- [Exercise goal] Make an exact copy of each entry, leaving out every picture.

- [Records provided]
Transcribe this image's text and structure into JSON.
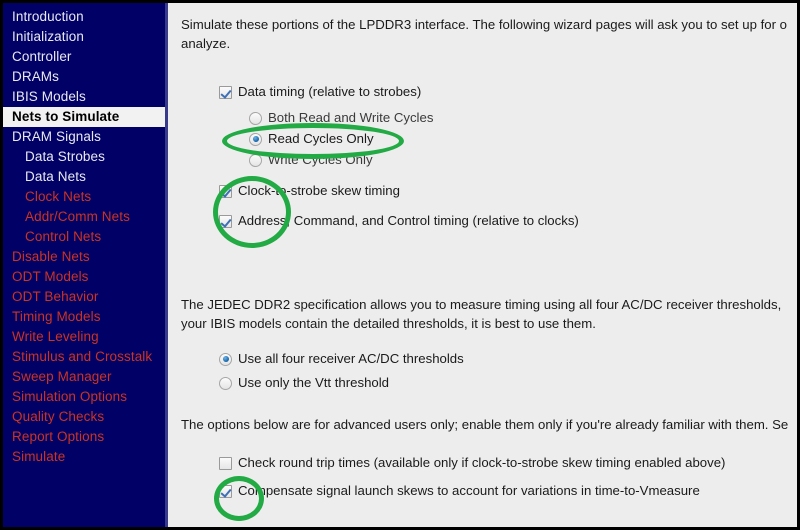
{
  "sidebar": {
    "items": [
      {
        "label": "Introduction",
        "style": "normal"
      },
      {
        "label": "Initialization",
        "style": "normal"
      },
      {
        "label": "Controller",
        "style": "normal"
      },
      {
        "label": "DRAMs",
        "style": "normal"
      },
      {
        "label": "IBIS Models",
        "style": "normal"
      },
      {
        "label": "Nets to Simulate",
        "style": "selected"
      },
      {
        "label": "DRAM Signals",
        "style": "normal"
      },
      {
        "label": "Data Strobes",
        "style": "indent"
      },
      {
        "label": "Data Nets",
        "style": "indent"
      },
      {
        "label": "Clock Nets",
        "style": "red-indent"
      },
      {
        "label": "Addr/Comm Nets",
        "style": "red-indent"
      },
      {
        "label": "Control Nets",
        "style": "red-indent"
      },
      {
        "label": "Disable Nets",
        "style": "red"
      },
      {
        "label": "ODT Models",
        "style": "red"
      },
      {
        "label": "ODT Behavior",
        "style": "red"
      },
      {
        "label": "Timing Models",
        "style": "red"
      },
      {
        "label": "Write Leveling",
        "style": "red"
      },
      {
        "label": "Stimulus and Crosstalk",
        "style": "red"
      },
      {
        "label": "Sweep Manager",
        "style": "red"
      },
      {
        "label": "Simulation Options",
        "style": "red"
      },
      {
        "label": "Quality Checks",
        "style": "red"
      },
      {
        "label": "Report Options",
        "style": "red"
      },
      {
        "label": "Simulate",
        "style": "red"
      }
    ]
  },
  "main": {
    "intro_paragraph_line1": "Simulate these portions of the LPDDR3 interface.  The following wizard pages will ask you to set up for o",
    "intro_paragraph_line2": "analyze.",
    "data_timing": {
      "label": "Data timing (relative to strobes)",
      "checked": true
    },
    "cycle_options": [
      {
        "label": "Both Read and Write Cycles",
        "selected": false
      },
      {
        "label": "Read Cycles Only",
        "selected": true
      },
      {
        "label": "Write Cycles Only",
        "selected": false
      }
    ],
    "clock_to_strobe": {
      "label": "Clock-to-strobe skew timing",
      "checked": true
    },
    "addr_command_control": {
      "label": "Address, Command, and Control timing (relative to clocks)",
      "checked": true
    },
    "jedec_paragraph_line1": "The JEDEC DDR2 specification allows you to measure timing using all four AC/DC receiver thresholds,",
    "jedec_paragraph_line2": "your IBIS models contain the detailed thresholds, it is best to use them.",
    "threshold_options": [
      {
        "label": "Use all four receiver AC/DC thresholds",
        "selected": true
      },
      {
        "label": "Use only the Vtt threshold",
        "selected": false
      }
    ],
    "advanced_paragraph": "The options below are for advanced users only; enable them only if you're already familiar with them. Se",
    "round_trip": {
      "label": "Check round trip times (available only if clock-to-strobe skew timing enabled above)",
      "checked": false
    },
    "compensate": {
      "label": "Compensate signal launch skews to account for variations in time-to-Vmeasure",
      "checked": true
    }
  },
  "annotations": {
    "accent_color": "#22aa44",
    "ellipse_read_cycles": "highlight-read-cycles-only",
    "ellipse_timing_checkboxes": "highlight-timing-checkboxes",
    "ellipse_compensate": "highlight-compensate-checkbox"
  },
  "colors": {
    "sidebar_background": "#000066",
    "sidebar_text": "#e8e8f0",
    "sidebar_text_disabled": "#cc3322",
    "panel_background": "#ededed",
    "selected_item_background": "#f2f2f2",
    "control_accent": "#1463a8"
  }
}
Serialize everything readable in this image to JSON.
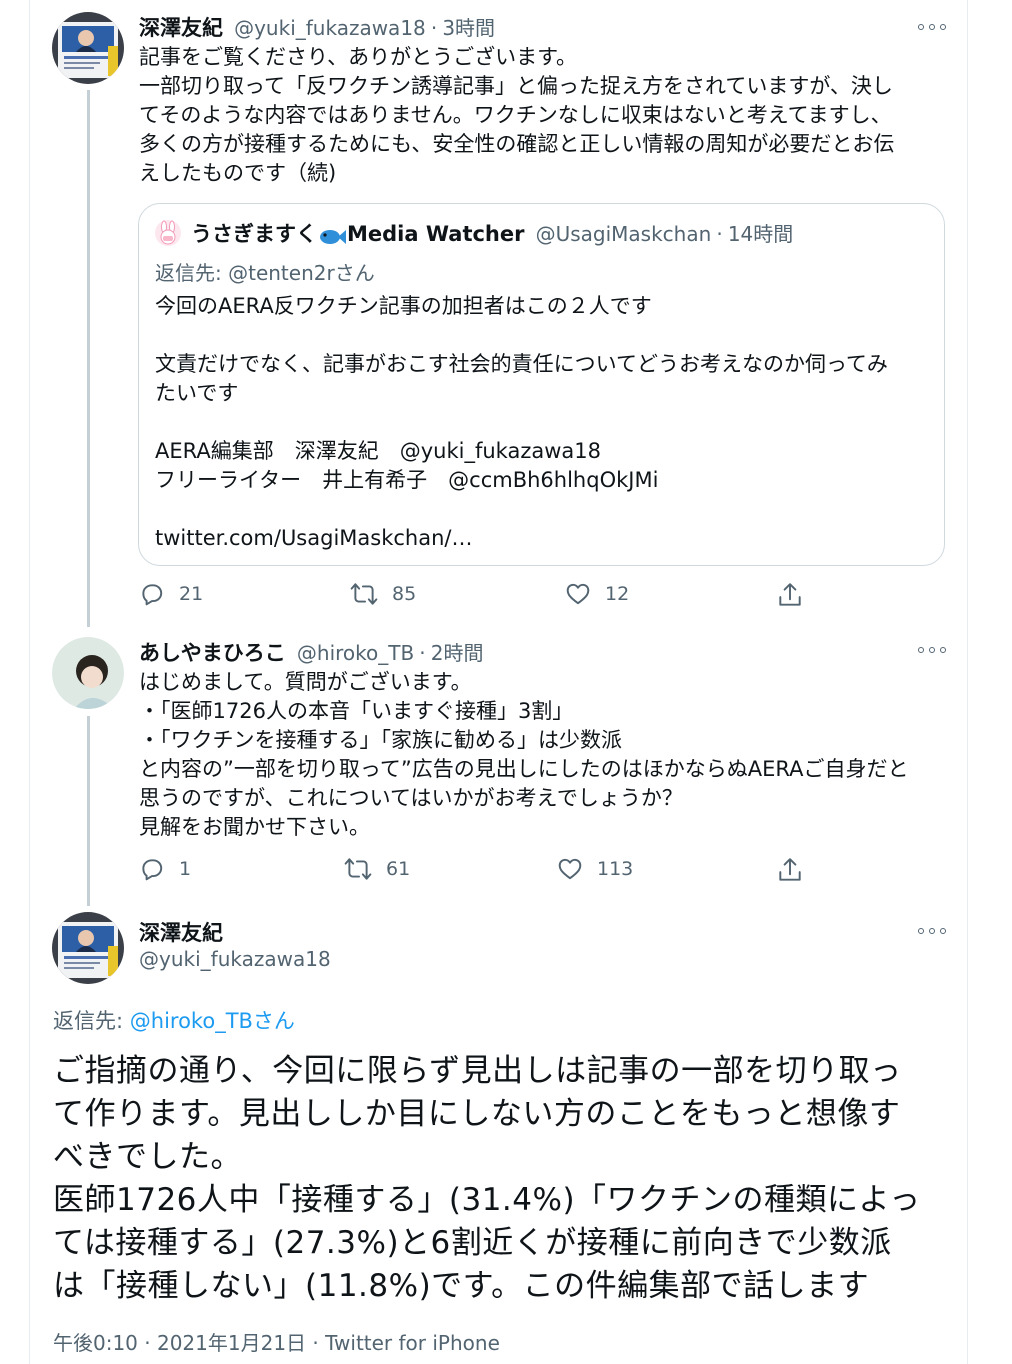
{
  "tweet1": {
    "name": "深澤友紀",
    "handle": "@yuki_fukazawa18",
    "separator": "·",
    "time": "3時間",
    "text": "記事をご覧くださり、ありがとうございます。\n一部切り取って「反ワクチン誘導記事」と偏った捉え方をされていますが、決し\nてそのような内容ではありません。ワクチンなしに収束はないと考えてますし、\n多くの方が接種するためにも、安全性の確認と正しい情報の周知が必要だとお伝\nえしたものです（続)",
    "quote": {
      "name": "うさぎますく",
      "name_suffix": "Media Watcher",
      "handle": "@UsagiMaskchan",
      "separator": "·",
      "time": "14時間",
      "reply_to_prefix": "返信先: ",
      "reply_to_handle": "@tenten2rさん",
      "text": "今回のAERA反ワクチン記事の加担者はこの２人です\n\n文責だけでなく、記事がおこす社会的責任についてどうお考えなのか伺ってみ\nたいです\n\nAERA編集部　深澤友紀　@yuki_fukazawa18\nフリーライター　井上有希子　@ccmBh6hlhqOkJMi\n\ntwitter.com/UsagiMaskchan/…"
    },
    "actions": {
      "replies": "21",
      "retweets": "85",
      "likes": "12"
    }
  },
  "tweet2": {
    "name": "あしやまひろこ",
    "handle": "@hiroko_TB",
    "separator": "·",
    "time": "2時間",
    "text": "はじめまして。質問がございます。\n・「医師1726人の本音「いますぐ接種」3割」\n・「ワクチンを接種する」「家族に勧める」は少数派\nと内容の”一部を切り取って”広告の見出しにしたのはほかならぬAERAご自身だと\n思うのですが、これについてはいかがお考えでしょうか？\n見解をお聞かせ下さい。",
    "actions": {
      "replies": "1",
      "retweets": "61",
      "likes": "113"
    }
  },
  "main_tweet": {
    "name": "深澤友紀",
    "handle": "@yuki_fukazawa18",
    "reply_to_prefix": "返信先: ",
    "reply_to_handle": "@hiroko_TBさん",
    "text": "ご指摘の通り、今回に限らず見出しは記事の一部を切り取っ\nて作ります。見出ししか目にしない方のことをもっと想像す\nべきでした。\n医師1726人中「接種する」(31.4%)「ワクチンの種類によっ\nては接種する」(27.3%)と6割近くが接種に前向きで少数派\nは「接種しない」(11.8%)です。この件編集部で話します",
    "timestamp": "午後0:10 · 2021年1月21日 · Twitter for iPhone"
  },
  "colors": {
    "accent": "#1d9bf0",
    "secondary_text": "#536471",
    "border": "#cfd9de"
  }
}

- [Solution]
Transcribe this image's text and structure into JSON.
{
  "sidebar": {
    "items": [
      {
        "label": "Introduction",
        "style": "normal"
      },
      {
        "label": "Initialization",
        "style": "normal"
      },
      {
        "label": "Controller",
        "style": "normal"
      },
      {
        "label": "DRAMs",
        "style": "normal"
      },
      {
        "label": "IBIS Models",
        "style": "normal"
      },
      {
        "label": "Nets to Simulate",
        "style": "selected"
      },
      {
        "label": "DRAM Signals",
        "style": "normal"
      },
      {
        "label": "Data Strobes",
        "style": "indent"
      },
      {
        "label": "Data Nets",
        "style": "indent"
      },
      {
        "label": "Clock Nets",
        "style": "red-indent"
      },
      {
        "label": "Addr/Comm Nets",
        "style": "red-indent"
      },
      {
        "label": "Control Nets",
        "style": "red-indent"
      },
      {
        "label": "Disable Nets",
        "style": "red"
      },
      {
        "label": "ODT Models",
        "style": "red"
      },
      {
        "label": "ODT Behavior",
        "style": "red"
      },
      {
        "label": "Timing Models",
        "style": "red"
      },
      {
        "label": "Write Leveling",
        "style": "red"
      },
      {
        "label": "Stimulus and Crosstalk",
        "style": "red"
      },
      {
        "label": "Sweep Manager",
        "style": "red"
      },
      {
        "label": "Simulation Options",
        "style": "red"
      },
      {
        "label": "Quality Checks",
        "style": "red"
      },
      {
        "label": "Report Options",
        "style": "red"
      },
      {
        "label": "Simulate",
        "style": "red"
      }
    ]
  },
  "main": {
    "intro_paragraph_line1": "Simulate these portions of the LPDDR3 interface.  The following wizard pages will ask you to set up for o",
    "intro_paragraph_line2": "analyze.",
    "data_timing": {
      "label": "Data timing (relative to strobes)",
      "checked": true
    },
    "cycle_options": [
      {
        "label": "Both Read and Write Cycles",
        "selected": false
      },
      {
        "label": "Read Cycles Only",
        "selected": true
      },
      {
        "label": "Write Cycles Only",
        "selected": false
      }
    ],
    "clock_to_strobe": {
      "label": "Clock-to-strobe skew timing",
      "checked": true
    },
    "addr_command_control": {
      "label": "Address, Command, and Control timing (relative to clocks)",
      "checked": true
    },
    "jedec_paragraph_line1": "The JEDEC DDR2 specification allows you to measure timing using all four AC/DC receiver thresholds,",
    "jedec_paragraph_line2": "your IBIS models contain the detailed thresholds, it is best to use them.",
    "threshold_options": [
      {
        "label": "Use all four receiver AC/DC thresholds",
        "selected": true
      },
      {
        "label": "Use only the Vtt threshold",
        "selected": false
      }
    ],
    "advanced_paragraph": "The options below are for advanced users only; enable them only if you're already familiar with them. Se",
    "round_trip": {
      "label": "Check round trip times (available only if clock-to-strobe skew timing enabled above)",
      "checked": false
    },
    "compensate": {
      "label": "Compensate signal launch skews to account for variations in time-to-Vmeasure",
      "checked": true
    }
  },
  "annotations": {
    "accent_color": "#22aa44",
    "ellipse_read_cycles": "highlight-read-cycles-only",
    "ellipse_timing_checkboxes": "highlight-timing-checkboxes",
    "ellipse_compensate": "highlight-compensate-checkbox"
  },
  "colors": {
    "sidebar_background": "#000066",
    "sidebar_text": "#e8e8f0",
    "sidebar_text_disabled": "#cc3322",
    "panel_background": "#ededed",
    "selected_item_background": "#f2f2f2",
    "control_accent": "#1463a8"
  }
}
Serialize everything readable in this image to JSON.
{
  "tweet1": {
    "name": "深澤友紀",
    "handle": "@yuki_fukazawa18",
    "separator": "·",
    "time": "3時間",
    "text": "記事をご覧くださり、ありがとうございます。\n一部切り取って「反ワクチン誘導記事」と偏った捉え方をされていますが、決し\nてそのような内容ではありません。ワクチンなしに収束はないと考えてますし、\n多くの方が接種するためにも、安全性の確認と正しい情報の周知が必要だとお伝\nえしたものです（続)",
    "quote": {
      "name": "うさぎますく",
      "name_suffix": "Media Watcher",
      "handle": "@UsagiMaskchan",
      "separator": "·",
      "time": "14時間",
      "reply_to_prefix": "返信先: ",
      "reply_to_handle": "@tenten2rさん",
      "text": "今回のAERA反ワクチン記事の加担者はこの２人です\n\n文責だけでなく、記事がおこす社会的責任についてどうお考えなのか伺ってみ\nたいです\n\nAERA編集部　深澤友紀　@yuki_fukazawa18\nフリーライター　井上有希子　@ccmBh6hlhqOkJMi\n\ntwitter.com/UsagiMaskchan/…"
    },
    "actions": {
      "replies": "21",
      "retweets": "85",
      "likes": "12"
    }
  },
  "tweet2": {
    "name": "あしやまひろこ",
    "handle": "@hiroko_TB",
    "separator": "·",
    "time": "2時間",
    "text": "はじめまして。質問がございます。\n・「医師1726人の本音「いますぐ接種」3割」\n・「ワクチンを接種する」「家族に勧める」は少数派\nと内容の”一部を切り取って”広告の見出しにしたのはほかならぬAERAご自身だと\n思うのですが、これについてはいかがお考えでしょうか？\n見解をお聞かせ下さい。",
    "actions": {
      "replies": "1",
      "retweets": "61",
      "likes": "113"
    }
  },
  "main_tweet": {
    "name": "深澤友紀",
    "handle": "@yuki_fukazawa18",
    "reply_to_prefix": "返信先: ",
    "reply_to_handle": "@hiroko_TBさん",
    "text": "ご指摘の通り、今回に限らず見出しは記事の一部を切り取っ\nて作ります。見出ししか目にしない方のことをもっと想像す\nべきでした。\n医師1726人中「接種する」(31.4%)「ワクチンの種類によっ\nては接種する」(27.3%)と6割近くが接種に前向きで少数派\nは「接種しない」(11.8%)です。この件編集部で話します",
    "timestamp": "午後0:10 · 2021年1月21日 · Twitter for iPhone"
  },
  "colors": {
    "accent": "#1d9bf0",
    "secondary_text": "#536471",
    "border": "#cfd9de"
  }
}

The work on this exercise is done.